TASK DIRECTIONS> Can you write out all of the material below, word for word?

******

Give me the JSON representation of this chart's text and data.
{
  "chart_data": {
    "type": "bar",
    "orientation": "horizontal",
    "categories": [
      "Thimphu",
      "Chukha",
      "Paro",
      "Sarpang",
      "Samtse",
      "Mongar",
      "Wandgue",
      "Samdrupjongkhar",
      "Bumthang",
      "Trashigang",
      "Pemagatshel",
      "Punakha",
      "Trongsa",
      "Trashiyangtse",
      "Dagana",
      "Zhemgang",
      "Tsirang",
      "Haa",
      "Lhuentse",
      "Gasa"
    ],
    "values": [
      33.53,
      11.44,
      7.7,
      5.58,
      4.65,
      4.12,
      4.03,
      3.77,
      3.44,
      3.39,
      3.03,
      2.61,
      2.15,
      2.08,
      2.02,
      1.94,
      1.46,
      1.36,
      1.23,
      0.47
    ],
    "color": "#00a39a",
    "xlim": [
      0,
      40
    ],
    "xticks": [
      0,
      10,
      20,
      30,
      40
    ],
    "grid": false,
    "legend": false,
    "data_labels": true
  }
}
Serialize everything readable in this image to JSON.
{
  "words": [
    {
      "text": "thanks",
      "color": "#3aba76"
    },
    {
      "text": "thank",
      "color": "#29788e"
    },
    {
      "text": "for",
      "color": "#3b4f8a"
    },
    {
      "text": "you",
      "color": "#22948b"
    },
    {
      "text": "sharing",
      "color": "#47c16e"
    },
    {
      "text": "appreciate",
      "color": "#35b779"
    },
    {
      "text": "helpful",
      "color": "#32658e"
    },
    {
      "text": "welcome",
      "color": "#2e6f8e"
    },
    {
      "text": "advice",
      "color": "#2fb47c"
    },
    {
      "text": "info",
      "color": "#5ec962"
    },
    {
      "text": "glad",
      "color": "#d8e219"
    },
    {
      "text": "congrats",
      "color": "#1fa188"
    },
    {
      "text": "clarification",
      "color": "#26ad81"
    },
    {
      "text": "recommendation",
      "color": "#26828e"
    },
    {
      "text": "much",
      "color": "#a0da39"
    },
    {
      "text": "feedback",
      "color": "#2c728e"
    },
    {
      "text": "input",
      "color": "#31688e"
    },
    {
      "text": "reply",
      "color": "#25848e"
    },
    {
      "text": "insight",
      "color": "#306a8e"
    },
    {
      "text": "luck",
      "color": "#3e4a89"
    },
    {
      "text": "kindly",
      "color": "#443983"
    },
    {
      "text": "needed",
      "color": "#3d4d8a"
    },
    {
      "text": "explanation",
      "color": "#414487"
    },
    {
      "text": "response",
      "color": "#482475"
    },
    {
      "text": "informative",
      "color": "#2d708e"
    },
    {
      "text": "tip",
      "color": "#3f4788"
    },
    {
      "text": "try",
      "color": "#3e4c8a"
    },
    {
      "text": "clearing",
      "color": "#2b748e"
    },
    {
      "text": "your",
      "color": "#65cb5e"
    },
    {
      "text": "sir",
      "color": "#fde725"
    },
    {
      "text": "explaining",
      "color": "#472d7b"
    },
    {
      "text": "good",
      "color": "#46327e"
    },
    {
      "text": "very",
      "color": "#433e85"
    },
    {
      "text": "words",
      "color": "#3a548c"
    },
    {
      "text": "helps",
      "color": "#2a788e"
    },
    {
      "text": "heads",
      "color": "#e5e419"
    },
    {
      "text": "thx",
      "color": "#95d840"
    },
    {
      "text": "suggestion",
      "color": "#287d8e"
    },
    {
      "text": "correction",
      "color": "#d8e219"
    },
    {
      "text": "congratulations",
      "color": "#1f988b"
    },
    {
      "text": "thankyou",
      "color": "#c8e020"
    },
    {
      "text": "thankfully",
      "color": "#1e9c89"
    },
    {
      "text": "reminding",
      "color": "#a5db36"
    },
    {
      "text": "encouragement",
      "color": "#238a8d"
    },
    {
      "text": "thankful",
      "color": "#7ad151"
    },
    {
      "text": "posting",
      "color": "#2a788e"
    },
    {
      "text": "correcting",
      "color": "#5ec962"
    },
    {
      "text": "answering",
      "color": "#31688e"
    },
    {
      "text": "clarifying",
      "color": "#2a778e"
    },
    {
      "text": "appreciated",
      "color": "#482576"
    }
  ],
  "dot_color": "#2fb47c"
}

******

REPLY>
Give me the JSON representation of this chart's text and data.
{
  "chart_data": {
    "type": "bar",
    "orientation": "horizontal",
    "categories": [
      "Thimphu",
      "Chukha",
      "Paro",
      "Sarpang",
      "Samtse",
      "Mongar",
      "Wandgue",
      "Samdrupjongkhar",
      "Bumthang",
      "Trashigang",
      "Pemagatshel",
      "Punakha",
      "Trongsa",
      "Trashiyangtse",
      "Dagana",
      "Zhemgang",
      "Tsirang",
      "Haa",
      "Lhuentse",
      "Gasa"
    ],
    "values": [
      33.53,
      11.44,
      7.7,
      5.58,
      4.65,
      4.12,
      4.03,
      3.77,
      3.44,
      3.39,
      3.03,
      2.61,
      2.15,
      2.08,
      2.02,
      1.94,
      1.46,
      1.36,
      1.23,
      0.47
    ],
    "color": "#00a39a",
    "xlim": [
      0,
      40
    ],
    "xticks": [
      0,
      10,
      20,
      30,
      40
    ],
    "grid": false,
    "legend": false,
    "data_labels": true
  }
}
Serialize everything readable in this image to JSON.
{
  "words": [
    {
      "text": "thanks",
      "color": "#3aba76"
    },
    {
      "text": "thank",
      "color": "#29788e"
    },
    {
      "text": "for",
      "color": "#3b4f8a"
    },
    {
      "text": "you",
      "color": "#22948b"
    },
    {
      "text": "sharing",
      "color": "#47c16e"
    },
    {
      "text": "appreciate",
      "color": "#35b779"
    },
    {
      "text": "helpful",
      "color": "#32658e"
    },
    {
      "text": "welcome",
      "color": "#2e6f8e"
    },
    {
      "text": "advice",
      "color": "#2fb47c"
    },
    {
      "text": "info",
      "color": "#5ec962"
    },
    {
      "text": "glad",
      "color": "#d8e219"
    },
    {
      "text": "congrats",
      "color": "#1fa188"
    },
    {
      "text": "clarification",
      "color": "#26ad81"
    },
    {
      "text": "recommendation",
      "color": "#26828e"
    },
    {
      "text": "much",
      "color": "#a0da39"
    },
    {
      "text": "feedback",
      "color": "#2c728e"
    },
    {
      "text": "input",
      "color": "#31688e"
    },
    {
      "text": "reply",
      "color": "#25848e"
    },
    {
      "text": "insight",
      "color": "#306a8e"
    },
    {
      "text": "luck",
      "color": "#3e4a89"
    },
    {
      "text": "kindly",
      "color": "#443983"
    },
    {
      "text": "needed",
      "color": "#3d4d8a"
    },
    {
      "text": "explanation",
      "color": "#414487"
    },
    {
      "text": "response",
      "color": "#482475"
    },
    {
      "text": "informative",
      "color": "#2d708e"
    },
    {
      "text": "tip",
      "color": "#3f4788"
    },
    {
      "text": "try",
      "color": "#3e4c8a"
    },
    {
      "text": "clearing",
      "color": "#2b748e"
    },
    {
      "text": "your",
      "color": "#65cb5e"
    },
    {
      "text": "sir",
      "color": "#fde725"
    },
    {
      "text": "explaining",
      "color": "#472d7b"
    },
    {
      "text": "good",
      "color": "#46327e"
    },
    {
      "text": "very",
      "color": "#433e85"
    },
    {
      "text": "words",
      "color": "#3a548c"
    },
    {
      "text": "helps",
      "color": "#2a788e"
    },
    {
      "text": "heads",
      "color": "#e5e419"
    },
    {
      "text": "thx",
      "color": "#95d840"
    },
    {
      "text": "suggestion",
      "color": "#287d8e"
    },
    {
      "text": "correction",
      "color": "#d8e219"
    },
    {
      "text": "congratulations",
      "color": "#1f988b"
    },
    {
      "text": "thankyou",
      "color": "#c8e020"
    },
    {
      "text": "thankfully",
      "color": "#1e9c89"
    },
    {
      "text": "reminding",
      "color": "#a5db36"
    },
    {
      "text": "encouragement",
      "color": "#238a8d"
    },
    {
      "text": "thankful",
      "color": "#7ad151"
    },
    {
      "text": "posting",
      "color": "#2a788e"
    },
    {
      "text": "correcting",
      "color": "#5ec962"
    },
    {
      "text": "answering",
      "color": "#31688e"
    },
    {
      "text": "clarifying",
      "color": "#2a778e"
    },
    {
      "text": "appreciated",
      "color": "#482576"
    }
  ],
  "dot_color": "#2fb47c"
}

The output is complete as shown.